[BEGIN GIVEN ENTRIES]

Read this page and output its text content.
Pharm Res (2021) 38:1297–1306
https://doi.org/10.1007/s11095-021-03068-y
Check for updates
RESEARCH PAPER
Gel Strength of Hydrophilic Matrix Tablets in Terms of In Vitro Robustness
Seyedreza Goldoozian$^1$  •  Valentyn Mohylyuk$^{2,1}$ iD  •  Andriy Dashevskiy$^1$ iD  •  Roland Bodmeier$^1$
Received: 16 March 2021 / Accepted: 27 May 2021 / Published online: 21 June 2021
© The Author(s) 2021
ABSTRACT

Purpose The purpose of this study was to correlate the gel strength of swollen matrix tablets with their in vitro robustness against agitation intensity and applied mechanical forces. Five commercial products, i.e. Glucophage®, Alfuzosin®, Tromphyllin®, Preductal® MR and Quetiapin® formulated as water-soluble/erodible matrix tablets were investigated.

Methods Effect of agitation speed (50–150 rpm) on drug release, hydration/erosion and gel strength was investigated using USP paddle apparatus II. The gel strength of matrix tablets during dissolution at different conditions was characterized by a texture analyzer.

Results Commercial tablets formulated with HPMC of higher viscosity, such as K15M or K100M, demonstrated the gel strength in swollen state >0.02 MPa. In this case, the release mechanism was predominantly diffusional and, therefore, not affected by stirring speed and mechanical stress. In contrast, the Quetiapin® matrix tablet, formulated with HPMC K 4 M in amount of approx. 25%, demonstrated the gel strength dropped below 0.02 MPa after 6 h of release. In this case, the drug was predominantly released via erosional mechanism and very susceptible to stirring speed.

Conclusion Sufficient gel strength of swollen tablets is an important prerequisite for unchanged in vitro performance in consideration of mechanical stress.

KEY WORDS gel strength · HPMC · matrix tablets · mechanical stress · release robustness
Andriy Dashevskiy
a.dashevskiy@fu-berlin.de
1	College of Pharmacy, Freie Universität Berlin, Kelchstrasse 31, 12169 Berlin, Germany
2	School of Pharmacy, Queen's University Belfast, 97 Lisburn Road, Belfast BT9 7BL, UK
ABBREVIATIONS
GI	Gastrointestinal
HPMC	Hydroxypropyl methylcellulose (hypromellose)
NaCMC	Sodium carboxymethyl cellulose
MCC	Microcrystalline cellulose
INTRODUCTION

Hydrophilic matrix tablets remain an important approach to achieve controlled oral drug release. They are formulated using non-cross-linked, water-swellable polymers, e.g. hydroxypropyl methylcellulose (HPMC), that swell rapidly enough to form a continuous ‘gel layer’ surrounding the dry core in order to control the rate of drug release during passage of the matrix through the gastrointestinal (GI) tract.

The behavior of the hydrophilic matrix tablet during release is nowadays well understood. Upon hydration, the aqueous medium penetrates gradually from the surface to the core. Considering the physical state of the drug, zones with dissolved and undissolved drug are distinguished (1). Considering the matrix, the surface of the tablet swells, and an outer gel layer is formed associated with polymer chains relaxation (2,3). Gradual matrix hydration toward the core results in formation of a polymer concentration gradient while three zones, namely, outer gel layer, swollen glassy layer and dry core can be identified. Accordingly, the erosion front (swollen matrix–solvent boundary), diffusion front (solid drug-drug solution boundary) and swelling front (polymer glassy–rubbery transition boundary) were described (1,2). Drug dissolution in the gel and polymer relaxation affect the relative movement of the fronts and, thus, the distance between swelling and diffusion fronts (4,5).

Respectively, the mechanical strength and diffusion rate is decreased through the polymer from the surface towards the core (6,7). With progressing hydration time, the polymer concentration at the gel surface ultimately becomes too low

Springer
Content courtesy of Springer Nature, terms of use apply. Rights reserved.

[END GIVEN ENTRIES]

## WHAT TO DO
Retype the material above, line by line, exactly.

## EXPECTED ANSWER
Read this page and output its text content.
Pharm Res (2021) 38:1297–1306
https://doi.org/10.1007/s11095-021-03068-y
Check for updates
RESEARCH PAPER
Gel Strength of Hydrophilic Matrix Tablets in Terms of In Vitro Robustness
Seyedreza Goldoozian$^1$  •  Valentyn Mohylyuk$^{2,1}$ iD  •  Andriy Dashevskiy$^1$ iD  •  Roland Bodmeier$^1$
Received: 16 March 2021 / Accepted: 27 May 2021 / Published online: 21 June 2021
© The Author(s) 2021
ABSTRACT

Purpose The purpose of this study was to correlate the gel strength of swollen matrix tablets with their in vitro robustness against agitation intensity and applied mechanical forces. Five commercial products, i.e. Glucophage®, Alfuzosin®, Tromphyllin®, Preductal® MR and Quetiapin® formulated as water-soluble/erodible matrix tablets were investigated.

Methods Effect of agitation speed (50–150 rpm) on drug release, hydration/erosion and gel strength was investigated using USP paddle apparatus II. The gel strength of matrix tablets during dissolution at different conditions was characterized by a texture analyzer.

Results Commercial tablets formulated with HPMC of higher viscosity, such as K15M or K100M, demonstrated the gel strength in swollen state >0.02 MPa. In this case, the release mechanism was predominantly diffusional and, therefore, not affected by stirring speed and mechanical stress. In contrast, the Quetiapin® matrix tablet, formulated with HPMC K 4 M in amount of approx. 25%, demonstrated the gel strength dropped below 0.02 MPa after 6 h of release. In this case, the drug was predominantly released via erosional mechanism and very susceptible to stirring speed.

Conclusion Sufficient gel strength of swollen tablets is an important prerequisite for unchanged in vitro performance in consideration of mechanical stress.

KEY WORDS gel strength · HPMC · matrix tablets · mechanical stress · release robustness
Andriy Dashevskiy
a.dashevskiy@fu-berlin.de
1	College of Pharmacy, Freie Universität Berlin, Kelchstrasse 31, 12169 Berlin, Germany
2	School of Pharmacy, Queen's University Belfast, 97 Lisburn Road, Belfast BT9 7BL, UK
ABBREVIATIONS
GI	Gastrointestinal
HPMC	Hydroxypropyl methylcellulose (hypromellose)
NaCMC	Sodium carboxymethyl cellulose
MCC	Microcrystalline cellulose
INTRODUCTION

Hydrophilic matrix tablets remain an important approach to achieve controlled oral drug release. They are formulated using non-cross-linked, water-swellable polymers, e.g. hydroxypropyl methylcellulose (HPMC), that swell rapidly enough to form a continuous ‘gel layer’ surrounding the dry core in order to control the rate of drug release during passage of the matrix through the gastrointestinal (GI) tract.

The behavior of the hydrophilic matrix tablet during release is nowadays well understood. Upon hydration, the aqueous medium penetrates gradually from the surface to the core. Considering the physical state of the drug, zones with dissolved and undissolved drug are distinguished (1). Considering the matrix, the surface of the tablet swells, and an outer gel layer is formed associated with polymer chains relaxation (2,3). Gradual matrix hydration toward the core results in formation of a polymer concentration gradient while three zones, namely, outer gel layer, swollen glassy layer and dry core can be identified. Accordingly, the erosion front (swollen matrix–solvent boundary), diffusion front (solid drug-drug solution boundary) and swelling front (polymer glassy–rubbery transition boundary) were described (1,2). Drug dissolution in the gel and polymer relaxation affect the relative movement of the fronts and, thus, the distance between swelling and diffusion fronts (4,5).

Respectively, the mechanical strength and diffusion rate is decreased through the polymer from the surface towards the core (6,7). With progressing hydration time, the polymer concentration at the gel surface ultimately becomes too low

Springer
Content courtesy of Springer Nature, terms of use apply. Rights reserved.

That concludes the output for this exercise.